» **TEXT SECTION**:
************
Manifold is a plug-and-play end-to-end real estate asset tracker. In other words, it encompasses the entire process of tracking real estate listings in a variety of sources (e.g. ERA, REMAX), from website scraping to the ETL process, culminating in a Data Warehouse (Kimball). Typically, Real Estate market studies are expensive or performed by external platforms. Manifold's goal is to provide everyone with the capability to track their local Real Estate market with little effort, and virtually no expenses.
The project is built on top of different languages and platforms:
- Scrapers
- GoLang - Go is a statically typed, compiled programming language designed at Google by Robert Griesemer, Rob Pike, and Ken Thompson. Go is syntactically similar to C, but with memory safety, garbage collection, structural typing, and CSP-style concurrency making it a performant candidate for web scraping
- Python (deprecated)
- ETL
- Apache Airflow - Apache Airflow is an open-source workflow management platform
- Apache Spark - Apache Spark is an open-source unified analytics engine for large-scale data processing
- AWS EMR - Amazon Elastic MapReduce (EMR) is a tool for big data processing and analysis on Apache Spark, Apache Hive, Apache HBase, Apache Flink, Apache Hudi, and Presto
- AWS Redshift - Amazon Redshift is a data warehouse product that forms part of the larger cloud-computing platform Amazon Web Services
- AWS S3 - Amazon Simple Storage Service (Amazon S3) is an object storage service that offers industry-leading scalability, data availability, security, and performance
- Fast web scrapers (GoLang Colly)
- Scalable ETL (Apache Spark, AWS EMR, AWS S3, AWS Redshift)
************
» **EXERCISE MATERIALS**:

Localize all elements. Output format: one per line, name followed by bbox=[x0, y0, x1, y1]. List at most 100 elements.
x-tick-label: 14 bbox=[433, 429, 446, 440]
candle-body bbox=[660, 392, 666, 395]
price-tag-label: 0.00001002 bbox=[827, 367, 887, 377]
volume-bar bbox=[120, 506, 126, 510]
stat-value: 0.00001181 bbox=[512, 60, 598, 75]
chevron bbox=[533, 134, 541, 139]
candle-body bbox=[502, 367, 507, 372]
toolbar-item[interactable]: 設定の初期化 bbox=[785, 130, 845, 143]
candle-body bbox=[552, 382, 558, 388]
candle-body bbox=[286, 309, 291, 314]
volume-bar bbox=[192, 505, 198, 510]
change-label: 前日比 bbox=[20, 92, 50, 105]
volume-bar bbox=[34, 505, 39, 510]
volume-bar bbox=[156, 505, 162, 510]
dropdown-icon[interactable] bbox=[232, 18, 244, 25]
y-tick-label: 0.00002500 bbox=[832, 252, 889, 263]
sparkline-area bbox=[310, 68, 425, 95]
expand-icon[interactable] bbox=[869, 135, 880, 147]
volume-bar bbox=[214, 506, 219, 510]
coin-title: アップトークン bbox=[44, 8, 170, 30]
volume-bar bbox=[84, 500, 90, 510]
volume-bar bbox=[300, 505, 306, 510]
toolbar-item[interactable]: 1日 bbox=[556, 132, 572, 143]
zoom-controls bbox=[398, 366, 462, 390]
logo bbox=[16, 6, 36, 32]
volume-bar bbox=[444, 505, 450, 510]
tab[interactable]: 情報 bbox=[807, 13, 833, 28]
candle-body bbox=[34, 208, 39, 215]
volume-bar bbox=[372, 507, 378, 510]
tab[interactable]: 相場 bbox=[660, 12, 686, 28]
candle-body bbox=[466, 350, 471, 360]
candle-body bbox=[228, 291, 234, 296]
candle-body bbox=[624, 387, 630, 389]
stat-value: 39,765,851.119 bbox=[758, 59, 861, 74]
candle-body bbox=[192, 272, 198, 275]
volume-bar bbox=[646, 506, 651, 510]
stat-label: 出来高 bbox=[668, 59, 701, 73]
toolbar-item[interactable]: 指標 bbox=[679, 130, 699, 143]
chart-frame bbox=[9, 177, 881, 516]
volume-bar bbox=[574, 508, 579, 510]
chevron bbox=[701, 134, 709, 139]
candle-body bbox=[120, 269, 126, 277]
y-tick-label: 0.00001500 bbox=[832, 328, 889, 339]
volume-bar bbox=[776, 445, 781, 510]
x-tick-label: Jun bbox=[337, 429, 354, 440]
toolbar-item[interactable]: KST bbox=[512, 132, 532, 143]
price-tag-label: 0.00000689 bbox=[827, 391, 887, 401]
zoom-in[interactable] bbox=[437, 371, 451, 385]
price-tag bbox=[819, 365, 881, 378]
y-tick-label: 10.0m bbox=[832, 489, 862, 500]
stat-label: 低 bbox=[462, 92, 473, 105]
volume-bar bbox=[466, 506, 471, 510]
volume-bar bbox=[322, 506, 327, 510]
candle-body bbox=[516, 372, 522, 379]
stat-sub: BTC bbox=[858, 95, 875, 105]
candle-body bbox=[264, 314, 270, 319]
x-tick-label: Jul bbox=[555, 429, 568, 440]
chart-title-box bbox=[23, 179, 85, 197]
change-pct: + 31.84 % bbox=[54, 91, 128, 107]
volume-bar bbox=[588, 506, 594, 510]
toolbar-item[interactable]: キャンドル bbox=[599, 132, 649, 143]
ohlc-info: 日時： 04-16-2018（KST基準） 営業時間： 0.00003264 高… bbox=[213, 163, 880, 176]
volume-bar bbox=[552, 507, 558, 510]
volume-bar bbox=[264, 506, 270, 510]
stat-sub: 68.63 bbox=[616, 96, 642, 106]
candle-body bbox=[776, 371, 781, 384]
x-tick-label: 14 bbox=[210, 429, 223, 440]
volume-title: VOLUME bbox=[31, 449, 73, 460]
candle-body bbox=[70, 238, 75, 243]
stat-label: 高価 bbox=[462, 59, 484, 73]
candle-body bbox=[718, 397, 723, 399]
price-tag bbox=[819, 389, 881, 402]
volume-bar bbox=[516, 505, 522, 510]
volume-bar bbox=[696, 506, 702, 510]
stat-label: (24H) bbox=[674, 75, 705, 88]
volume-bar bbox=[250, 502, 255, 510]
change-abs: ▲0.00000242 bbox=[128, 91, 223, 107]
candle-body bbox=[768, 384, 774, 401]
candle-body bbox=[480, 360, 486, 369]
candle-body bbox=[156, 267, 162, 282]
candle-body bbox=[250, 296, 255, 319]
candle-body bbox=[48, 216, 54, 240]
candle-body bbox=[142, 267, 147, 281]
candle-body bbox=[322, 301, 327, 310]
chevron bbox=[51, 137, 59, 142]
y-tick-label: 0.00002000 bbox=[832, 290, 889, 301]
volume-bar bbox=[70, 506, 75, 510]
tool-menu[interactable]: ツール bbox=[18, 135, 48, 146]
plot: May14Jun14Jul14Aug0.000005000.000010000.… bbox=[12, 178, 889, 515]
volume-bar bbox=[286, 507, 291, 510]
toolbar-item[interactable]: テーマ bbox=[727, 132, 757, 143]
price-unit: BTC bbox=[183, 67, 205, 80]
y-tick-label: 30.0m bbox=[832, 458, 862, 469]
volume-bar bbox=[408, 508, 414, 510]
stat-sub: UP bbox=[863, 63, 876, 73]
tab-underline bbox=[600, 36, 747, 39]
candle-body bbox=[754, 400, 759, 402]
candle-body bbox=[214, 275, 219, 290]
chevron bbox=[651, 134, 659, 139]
************
» **SHORT TASK 1**:
Render the records as a numbered list, starting at their first line and ending at the line that contains "sparkline-area bbox=[310, 68, 425, 95]", both included, and leave out any blank lines.
» **SHORT TASK 2**:
Extend the Manifold real estate tracker description past its last line.
The Manifold text and the records have no connection to each other.

» **TASK RESULT 1**:
1. Localize all elements. Output format: one per line, name followed by bbox=[x0, y0, x1, y1]. List at most 100 elements.
2. x-tick-label: 14 bbox=[433, 429, 446, 440]
3. candle-body bbox=[660, 392, 666, 395]
4. price-tag-label: 0.00001002 bbox=[827, 367, 887, 377]
5. volume-bar bbox=[120, 506, 126, 510]
6. stat-value: 0.00001181 bbox=[512, 60, 598, 75]
7. chevron bbox=[533, 134, 541, 139]
8. candle-body bbox=[502, 367, 507, 372]
9. toolbar-item[interactable]: 設定の初期化 bbox=[785, 130, 845, 143]
10. candle-body bbox=[552, 382, 558, 388]
11. candle-body bbox=[286, 309, 291, 314]
12. volume-bar bbox=[192, 505, 198, 510]
13. change-label: 前日比 bbox=[20, 92, 50, 105]
14. volume-bar bbox=[34, 505, 39, 510]
15. volume-bar bbox=[156, 505, 162, 510]
16. dropdown-icon[interactable] bbox=[232, 18, 244, 25]
17. y-tick-label: 0.00002500 bbox=[832, 252, 889, 263]
18. sparkline-area bbox=[310, 68, 425, 95]

» **TASK RESULT 2**:
- Pre-built ETL DAG (Apache Airflow)
- Backfill - only the resources for the current timestep are consumed (default weekly)
- Extensible
- Cheap - resources are allocated and deallocated on a need basis
The project is divided into two main categories: web scrapers (crawlers) and ETL resources.
Folder | Category | Description |
---|---|---|
crawler | Crawlers | Go and Python (deprecated) web scrapers |
dags | ETL | Apache Airflow DAGs |
plugins | ETL | Apache Airflow extensions (Operators, Sensors, utilities) |
scripts | ETL | Python and Bash scripts to be stored and executed by third parties (Apache Spark, AWS EMR) |
images | miscellaneous | Documentation support images |
The ETL process consists of five interlinked and linear steps:
- Web scraping (GoLang by default)
- Intermmediate layer - source consumption and staging preparation in Parquet format (Apache Spark, AWS EMR, AWS S3)
- Staging layer- Parquet to AWS Redshift (AWS Redshift, AWS S3)
- Presentation layer - presentation layer creation with Slowly Changing Dimensions (type 2)
Note: The scrapers were not included in the DAG given different users will aim at executing them in different manners (locally, docker, Kubernetes) hence, a dummy operator replaces the scrapers by default.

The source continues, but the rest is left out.